=== PROVIDED RECORDS ===

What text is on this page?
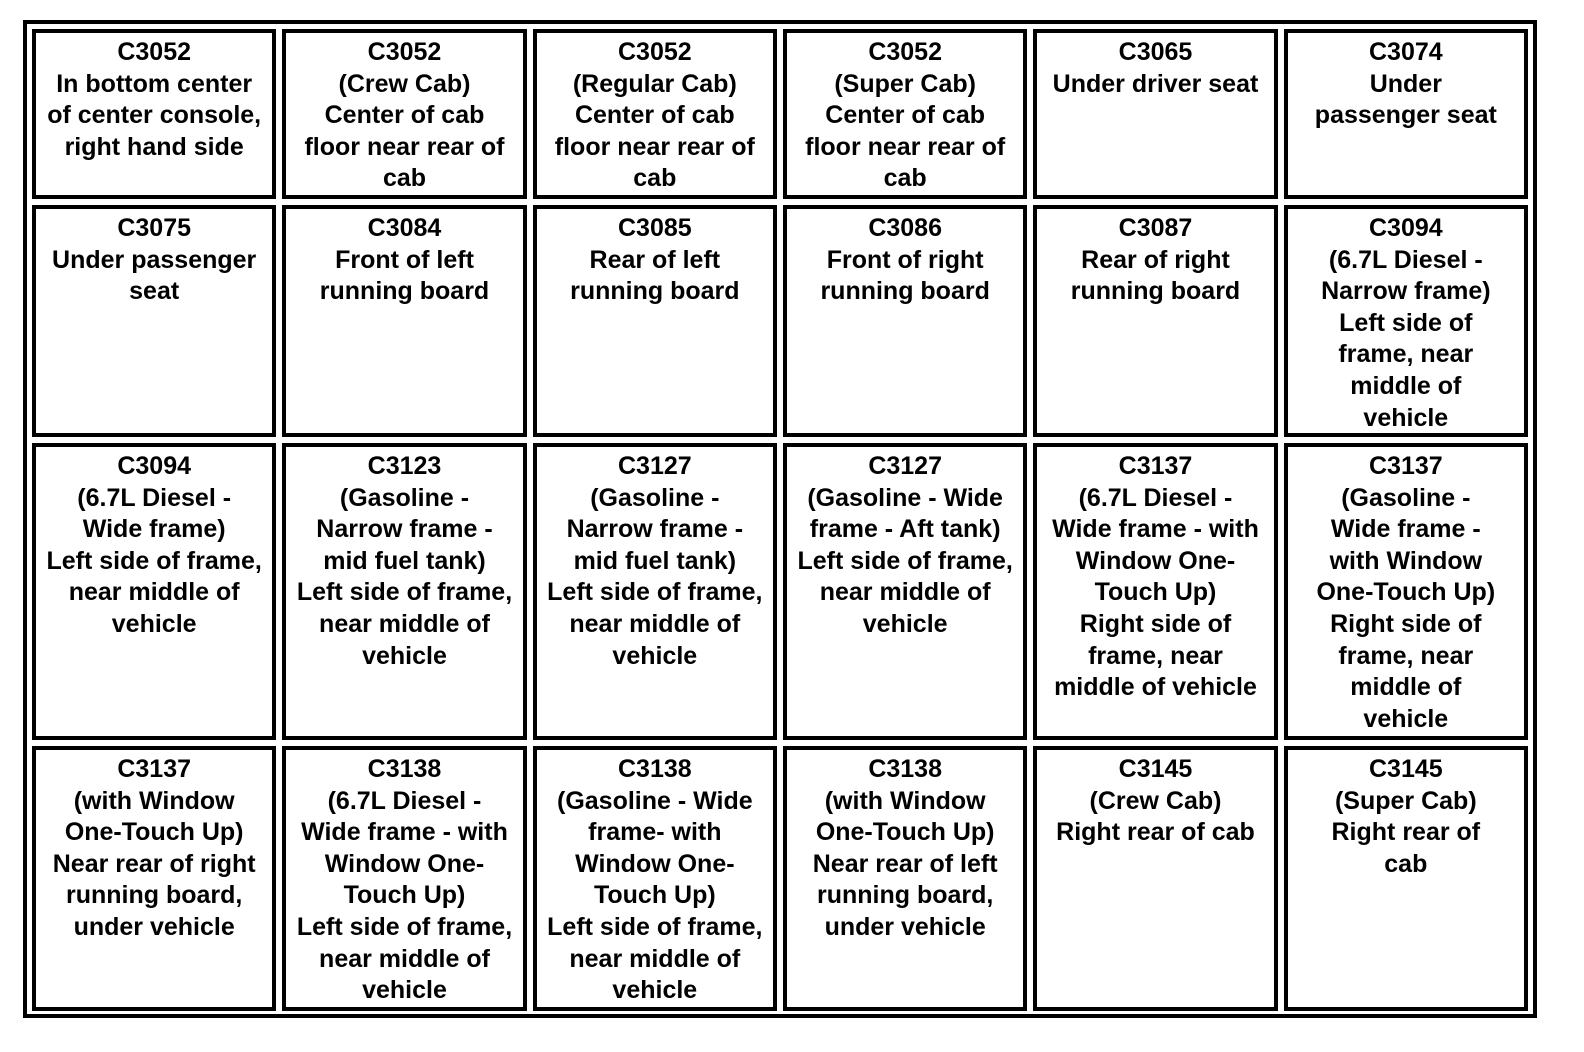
C3052
In bottom center
of center console,
right hand side
C3052
(Crew Cab)
Center of cab
floor near rear of
cab
C3052
(Regular Cab)
Center of cab
floor near rear of
cab
C3052
(Super Cab)
Center of cab
floor near rear of
cab
C3065
Under driver seat
C3074
Under
passenger seat
C3075
Under passenger
seat
C3084
Front of left
running board
C3085
Rear of left
running board
C3086
Front of right
running board
C3087
Rear of right
running board
C3094
(6.7L Diesel -
Narrow frame)
Left side of
frame, near
middle of
vehicle
C3094
(6.7L Diesel -
Wide frame)
Left side of frame,
near middle of
vehicle
C3123
(Gasoline -
Narrow frame -
mid fuel tank)
Left side of frame,
near middle of
vehicle
C3127
(Gasoline -
Narrow frame -
mid fuel tank)
Left side of frame,
near middle of
vehicle
C3127
(Gasoline - Wide
frame - Aft tank)
Left side of frame,
near middle of
vehicle
C3137
(6.7L Diesel -
Wide frame - with
Window One-
Touch Up)
Right side of
frame, near
middle of vehicle
C3137
(Gasoline -
Wide frame -
with Window
One-Touch Up)
Right side of
frame, near
middle of
vehicle
C3137
(with Window
One-Touch Up)
Near rear of right
running board,
under vehicle
C3138
(6.7L Diesel -
Wide frame - with
Window One-
Touch Up)
Left side of frame,
near middle of
vehicle
C3138
(Gasoline - Wide
frame- with
Window One-
Touch Up)
Left side of frame,
near middle of
vehicle
C3138
(with Window
One-Touch Up)
Near rear of left
running board,
under vehicle
C3145
(Crew Cab)
Right rear of cab
C3145
(Super Cab)
Right rear of
cab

===

[STATED GOAL] Produce an exact copy of each line of data, skipping embedded images.

[ANSWER IN FULL]
What text is on this page?
C3052
In bottom center
of center console,
right hand side
C3052
(Crew Cab)
Center of cab
floor near rear of
cab
C3052
(Regular Cab)
Center of cab
floor near rear of
cab
C3052
(Super Cab)
Center of cab
floor near rear of
cab
C3065
Under driver seat
C3074
Under
passenger seat
C3075
Under passenger
seat
C3084
Front of left
running board
C3085
Rear of left
running board
C3086
Front of right
running board
C3087
Rear of right
running board
C3094
(6.7L Diesel -
Narrow frame)
Left side of
frame, near
middle of
vehicle
C3094
(6.7L Diesel -
Wide frame)
Left side of frame,
near middle of
vehicle
C3123
(Gasoline -
Narrow frame -
mid fuel tank)
Left side of frame,
near middle of
vehicle
C3127
(Gasoline -
Narrow frame -
mid fuel tank)
Left side of frame,
near middle of
vehicle
C3127
(Gasoline - Wide
frame - Aft tank)
Left side of frame,
near middle of
vehicle
C3137
(6.7L Diesel -
Wide frame - with
Window One-
Touch Up)
Right side of
frame, near
middle of vehicle
C3137
(Gasoline -
Wide frame -
with Window
One-Touch Up)
Right side of
frame, near
middle of
vehicle
C3137
(with Window
One-Touch Up)
Near rear of right
running board,
under vehicle
C3138
(6.7L Diesel -
Wide frame - with
Window One-
Touch Up)
Left side of frame,
near middle of
vehicle
C3138
(Gasoline - Wide
frame- with
Window One-
Touch Up)
Left side of frame,
near middle of
vehicle
C3138
(with Window
One-Touch Up)
Near rear of left
running board,
under vehicle
C3145
(Crew Cab)
Right rear of cab
C3145
(Super Cab)
Right rear of
cab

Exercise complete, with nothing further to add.